**GOAL:** Print out each record below, unaltered and complete, without its images.

**DATASET RECORDS:**
[BEGIN]

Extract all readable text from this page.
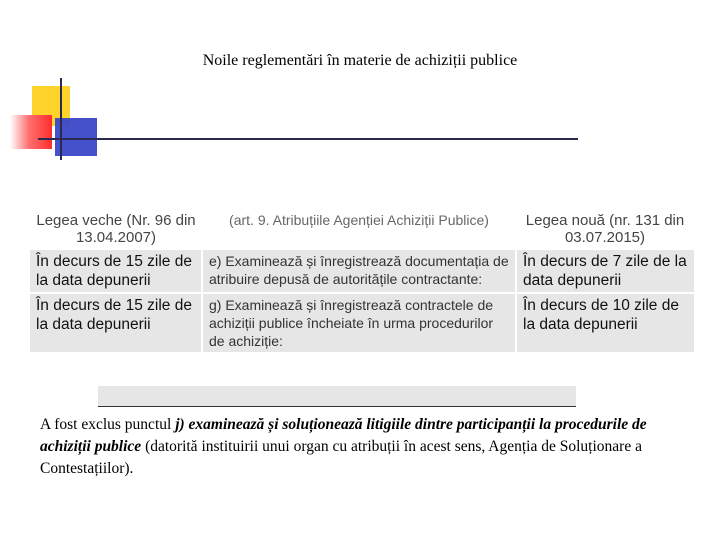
Noile reglementări în materie de achiziții publice
Legea veche (Nr. 96 din 13.04.2007)	(art. 9. Atribuțiile Agenției Achiziții Publice)	Legea nouă (nr. 131 din 03.07.2015)
În decurs de 15 zile de la data depunerii	e) Examinează și înregistrează documentația de atribuire depusă de autoritățile contractante:	În decurs de 7 zile de la data depunerii
În decurs de 15 zile de la data depunerii	g) Examinează și înregistrează contractele de achiziții publice încheiate în urma procedurilor de achiziție:	În decurs de 10 zile de la data depunerii
A fost exclus punctul j) examinează și soluționează litigiile dintre participanții la procedurile de achiziții publice (datorită instituirii unui organ cu atribuții în acest sens, Agenția de Soluționare a Contestațiilor).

[END]

**OUTPUT:**
Extract all readable text from this page.
Noile reglementări în materie de achiziții publice
Legea veche (Nr. 96 din 13.04.2007)	(art. 9. Atribuțiile Agenției Achiziții Publice)	Legea nouă (nr. 131 din 03.07.2015)
În decurs de 15 zile de la data depunerii	e) Examinează și înregistrează documentația de atribuire depusă de autoritățile contractante:	În decurs de 7 zile de la data depunerii
În decurs de 15 zile de la data depunerii	g) Examinează și înregistrează contractele de achiziții publice încheiate în urma procedurilor de achiziție:	În decurs de 10 zile de la data depunerii
A fost exclus punctul j) examinează și soluționează litigiile dintre participanții la procedurile de achiziții publice (datorită instituirii unui organ cu atribuții în acest sens, Agenția de Soluționare a Contestațiilor).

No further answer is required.